[Aufgabenziel]
Geben Sie die Anzahl der Zeilen in der folgenden Auflistung an, die die Zeichenfolge „axis“ enthalten, und nennen Sie ausschließlich diese Zahl.

━━ Datensätze ━━

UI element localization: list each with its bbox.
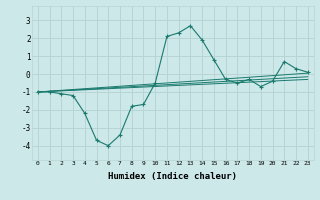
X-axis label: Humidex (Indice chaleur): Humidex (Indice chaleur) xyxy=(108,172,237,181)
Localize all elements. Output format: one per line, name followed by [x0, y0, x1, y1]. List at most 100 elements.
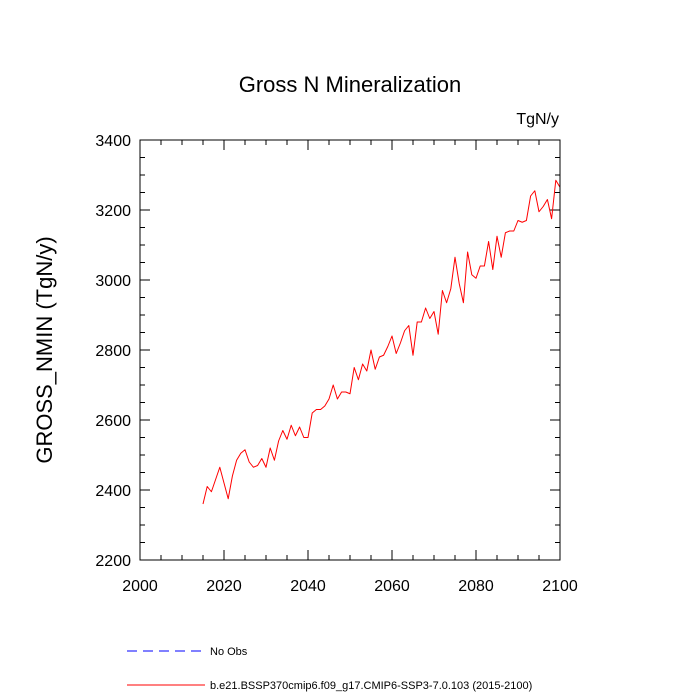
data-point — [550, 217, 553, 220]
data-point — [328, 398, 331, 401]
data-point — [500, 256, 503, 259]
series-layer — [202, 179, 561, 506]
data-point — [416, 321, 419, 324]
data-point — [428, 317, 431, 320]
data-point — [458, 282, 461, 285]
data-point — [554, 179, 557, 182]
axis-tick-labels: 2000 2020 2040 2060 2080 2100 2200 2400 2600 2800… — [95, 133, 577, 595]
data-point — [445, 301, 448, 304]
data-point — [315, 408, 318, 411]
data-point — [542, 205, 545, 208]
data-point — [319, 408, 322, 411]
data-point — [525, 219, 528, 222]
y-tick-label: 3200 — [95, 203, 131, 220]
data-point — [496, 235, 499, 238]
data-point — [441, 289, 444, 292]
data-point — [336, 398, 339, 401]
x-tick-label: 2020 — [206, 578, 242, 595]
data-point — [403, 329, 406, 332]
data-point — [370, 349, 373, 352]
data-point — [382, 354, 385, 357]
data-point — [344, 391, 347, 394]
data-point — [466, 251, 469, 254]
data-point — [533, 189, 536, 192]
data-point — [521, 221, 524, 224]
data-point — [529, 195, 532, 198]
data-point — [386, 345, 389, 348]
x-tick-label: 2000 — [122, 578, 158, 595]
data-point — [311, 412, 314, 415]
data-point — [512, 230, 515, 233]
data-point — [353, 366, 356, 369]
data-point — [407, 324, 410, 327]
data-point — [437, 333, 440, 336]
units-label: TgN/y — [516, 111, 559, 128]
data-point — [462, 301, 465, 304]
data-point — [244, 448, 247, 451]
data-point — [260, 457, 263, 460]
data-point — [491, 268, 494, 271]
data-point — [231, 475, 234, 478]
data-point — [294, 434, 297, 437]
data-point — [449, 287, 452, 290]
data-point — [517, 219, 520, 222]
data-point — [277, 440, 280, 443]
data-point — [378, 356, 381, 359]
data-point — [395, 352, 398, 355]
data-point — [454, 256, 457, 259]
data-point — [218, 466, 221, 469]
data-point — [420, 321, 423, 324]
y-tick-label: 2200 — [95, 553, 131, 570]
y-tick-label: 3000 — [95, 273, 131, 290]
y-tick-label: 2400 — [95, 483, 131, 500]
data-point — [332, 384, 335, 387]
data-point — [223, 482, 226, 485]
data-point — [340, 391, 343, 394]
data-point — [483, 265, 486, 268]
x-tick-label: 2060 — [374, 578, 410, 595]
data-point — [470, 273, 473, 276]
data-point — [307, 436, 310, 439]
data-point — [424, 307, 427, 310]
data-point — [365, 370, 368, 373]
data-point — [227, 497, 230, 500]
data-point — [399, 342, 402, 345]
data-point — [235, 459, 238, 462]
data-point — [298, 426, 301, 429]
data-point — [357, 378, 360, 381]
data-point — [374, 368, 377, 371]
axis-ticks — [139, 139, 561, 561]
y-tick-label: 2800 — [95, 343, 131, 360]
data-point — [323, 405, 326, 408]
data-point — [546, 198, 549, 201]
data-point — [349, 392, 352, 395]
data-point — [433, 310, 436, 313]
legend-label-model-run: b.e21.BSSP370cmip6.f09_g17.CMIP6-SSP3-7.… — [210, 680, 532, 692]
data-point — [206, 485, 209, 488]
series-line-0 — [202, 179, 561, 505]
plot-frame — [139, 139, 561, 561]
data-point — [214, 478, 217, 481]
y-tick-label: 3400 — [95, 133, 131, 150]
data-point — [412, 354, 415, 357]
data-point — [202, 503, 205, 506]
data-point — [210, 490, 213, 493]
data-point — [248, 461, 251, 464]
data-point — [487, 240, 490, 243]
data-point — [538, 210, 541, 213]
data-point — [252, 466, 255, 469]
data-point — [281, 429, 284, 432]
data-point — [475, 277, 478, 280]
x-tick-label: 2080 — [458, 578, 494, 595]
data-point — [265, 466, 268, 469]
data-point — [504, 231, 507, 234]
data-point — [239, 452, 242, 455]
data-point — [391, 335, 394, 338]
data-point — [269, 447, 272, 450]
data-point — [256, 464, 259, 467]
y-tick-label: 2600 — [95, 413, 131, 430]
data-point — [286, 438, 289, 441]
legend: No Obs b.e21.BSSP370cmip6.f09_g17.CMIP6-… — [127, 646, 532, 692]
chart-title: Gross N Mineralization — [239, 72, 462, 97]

━━━

[Übungsergebnis]
3